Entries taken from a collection
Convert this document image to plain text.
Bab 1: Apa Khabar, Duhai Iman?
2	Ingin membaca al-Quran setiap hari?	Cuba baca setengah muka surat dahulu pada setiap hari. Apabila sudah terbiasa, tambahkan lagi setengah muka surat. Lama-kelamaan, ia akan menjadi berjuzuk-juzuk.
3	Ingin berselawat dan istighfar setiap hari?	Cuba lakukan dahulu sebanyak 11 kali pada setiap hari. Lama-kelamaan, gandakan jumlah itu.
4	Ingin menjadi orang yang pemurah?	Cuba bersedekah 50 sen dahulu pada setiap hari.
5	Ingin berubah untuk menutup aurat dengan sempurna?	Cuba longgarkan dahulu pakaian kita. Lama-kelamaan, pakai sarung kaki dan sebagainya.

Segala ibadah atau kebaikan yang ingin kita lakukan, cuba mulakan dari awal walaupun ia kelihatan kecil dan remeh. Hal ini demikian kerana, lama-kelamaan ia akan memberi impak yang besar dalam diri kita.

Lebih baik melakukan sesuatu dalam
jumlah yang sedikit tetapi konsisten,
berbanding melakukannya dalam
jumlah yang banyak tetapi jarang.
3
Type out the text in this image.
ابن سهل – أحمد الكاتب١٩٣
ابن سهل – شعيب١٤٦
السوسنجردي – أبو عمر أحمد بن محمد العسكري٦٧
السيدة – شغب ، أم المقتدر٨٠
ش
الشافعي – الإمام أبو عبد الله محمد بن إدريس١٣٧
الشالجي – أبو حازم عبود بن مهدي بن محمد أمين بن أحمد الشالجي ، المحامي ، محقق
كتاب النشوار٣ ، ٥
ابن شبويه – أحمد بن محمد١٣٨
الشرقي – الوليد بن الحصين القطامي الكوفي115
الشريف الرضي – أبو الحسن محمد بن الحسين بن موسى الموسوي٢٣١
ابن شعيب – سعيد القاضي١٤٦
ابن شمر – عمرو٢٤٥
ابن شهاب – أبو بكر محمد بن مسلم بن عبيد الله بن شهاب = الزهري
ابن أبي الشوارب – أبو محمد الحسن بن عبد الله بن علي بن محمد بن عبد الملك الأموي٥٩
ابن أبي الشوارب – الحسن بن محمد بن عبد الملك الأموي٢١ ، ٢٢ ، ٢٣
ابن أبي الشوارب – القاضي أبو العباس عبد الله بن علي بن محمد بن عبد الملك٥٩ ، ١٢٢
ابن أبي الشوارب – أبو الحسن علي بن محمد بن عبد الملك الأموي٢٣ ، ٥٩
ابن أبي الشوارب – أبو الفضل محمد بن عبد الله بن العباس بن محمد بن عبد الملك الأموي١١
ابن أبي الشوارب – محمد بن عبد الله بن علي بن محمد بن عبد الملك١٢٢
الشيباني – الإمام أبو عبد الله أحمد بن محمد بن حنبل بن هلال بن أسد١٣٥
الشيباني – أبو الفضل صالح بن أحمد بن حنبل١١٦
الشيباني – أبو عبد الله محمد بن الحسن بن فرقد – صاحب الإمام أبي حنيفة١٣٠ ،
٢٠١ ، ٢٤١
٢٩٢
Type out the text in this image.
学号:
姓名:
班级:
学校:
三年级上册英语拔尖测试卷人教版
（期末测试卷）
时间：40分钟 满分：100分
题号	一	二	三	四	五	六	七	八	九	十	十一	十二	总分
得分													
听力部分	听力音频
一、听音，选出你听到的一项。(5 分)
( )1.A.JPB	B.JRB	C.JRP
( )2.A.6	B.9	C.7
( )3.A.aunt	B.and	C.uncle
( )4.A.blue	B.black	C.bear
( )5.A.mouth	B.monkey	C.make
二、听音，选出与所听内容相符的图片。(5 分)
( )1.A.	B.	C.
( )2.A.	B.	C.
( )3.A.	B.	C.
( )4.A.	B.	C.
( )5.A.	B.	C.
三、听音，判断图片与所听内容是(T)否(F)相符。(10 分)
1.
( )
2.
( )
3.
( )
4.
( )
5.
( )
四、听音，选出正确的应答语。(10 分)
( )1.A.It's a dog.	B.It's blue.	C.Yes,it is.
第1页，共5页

• **OBJECTIVE**
Extract the whole listing, character for character.

• **RESPONSE**
Convert this document image to plain text.
Bab 1: Apa Khabar, Duhai Iman?
2	Ingin membaca al-Quran setiap hari?	Cuba baca setengah muka surat dahulu pada setiap hari. Apabila sudah terbiasa, tambahkan lagi setengah muka surat. Lama-kelamaan, ia akan menjadi berjuzuk-juzuk.
3	Ingin berselawat dan istighfar setiap hari?	Cuba lakukan dahulu sebanyak 11 kali pada setiap hari. Lama-kelamaan, gandakan jumlah itu.
4	Ingin menjadi orang yang pemurah?	Cuba bersedekah 50 sen dahulu pada setiap hari.
5	Ingin berubah untuk menutup aurat dengan sempurna?	Cuba longgarkan dahulu pakaian kita. Lama-kelamaan, pakai sarung kaki dan sebagainya.

Segala ibadah atau kebaikan yang ingin kita lakukan, cuba mulakan dari awal walaupun ia kelihatan kecil dan remeh. Hal ini demikian kerana, lama-kelamaan ia akan memberi impak yang besar dalam diri kita.

Lebih baik melakukan sesuatu dalam
jumlah yang sedikit tetapi konsisten,
berbanding melakukannya dalam
jumlah yang banyak tetapi jarang.
3
Type out the text in this image.
ابن سهل – أحمد الكاتب١٩٣
ابن سهل – شعيب١٤٦
السوسنجردي – أبو عمر أحمد بن محمد العسكري٦٧
السيدة – شغب ، أم المقتدر٨٠
ش
الشافعي – الإمام أبو عبد الله محمد بن إدريس١٣٧
الشالجي – أبو حازم عبود بن مهدي بن محمد أمين بن أحمد الشالجي ، المحامي ، محقق
كتاب النشوار٣ ، ٥
ابن شبويه – أحمد بن محمد١٣٨
الشرقي – الوليد بن الحصين القطامي الكوفي115
الشريف الرضي – أبو الحسن محمد بن الحسين بن موسى الموسوي٢٣١
ابن شعيب – سعيد القاضي١٤٦
ابن شمر – عمرو٢٤٥
ابن شهاب – أبو بكر محمد بن مسلم بن عبيد الله بن شهاب = الزهري
ابن أبي الشوارب – أبو محمد الحسن بن عبد الله بن علي بن محمد بن عبد الملك الأموي٥٩
ابن أبي الشوارب – الحسن بن محمد بن عبد الملك الأموي٢١ ، ٢٢ ، ٢٣
ابن أبي الشوارب – القاضي أبو العباس عبد الله بن علي بن محمد بن عبد الملك٥٩ ، ١٢٢
ابن أبي الشوارب – أبو الحسن علي بن محمد بن عبد الملك الأموي٢٣ ، ٥٩
ابن أبي الشوارب – أبو الفضل محمد بن عبد الله بن العباس بن محمد بن عبد الملك الأموي١١
ابن أبي الشوارب – محمد بن عبد الله بن علي بن محمد بن عبد الملك١٢٢
الشيباني – الإمام أبو عبد الله أحمد بن محمد بن حنبل بن هلال بن أسد١٣٥
الشيباني – أبو الفضل صالح بن أحمد بن حنبل١١٦
الشيباني – أبو عبد الله محمد بن الحسن بن فرقد – صاحب الإمام أبي حنيفة١٣٠ ،
٢٠١ ، ٢٤١
٢٩٢
Type out the text in this image.
学号:
姓名:
班级:
学校:
三年级上册英语拔尖测试卷人教版
（期末测试卷）
时间：40分钟 满分：100分
题号	一	二	三	四	五	六	七	八	九	十	十一	十二	总分
得分													
听力部分	听力音频
一、听音，选出你听到的一项。(5 分)
( )1.A.JPB	B.JRB	C.JRP
( )2.A.6	B.9	C.7
( )3.A.aunt	B.and	C.uncle
( )4.A.blue	B.black	C.bear
( )5.A.mouth	B.monkey	C.make
二、听音，选出与所听内容相符的图片。(5 分)
( )1.A.	B.	C.
( )2.A.	B.	C.
( )3.A.	B.	C.
( )4.A.	B.	C.
( )5.A.	B.	C.
三、听音，判断图片与所听内容是(T)否(F)相符。(10 分)
1.
( )
2.
( )
3.
( )
4.
( )
5.
( )
四、听音，选出正确的应答语。(10 分)
( )1.A.It's a dog.	B.It's blue.	C.Yes,it is.
第1页，共5页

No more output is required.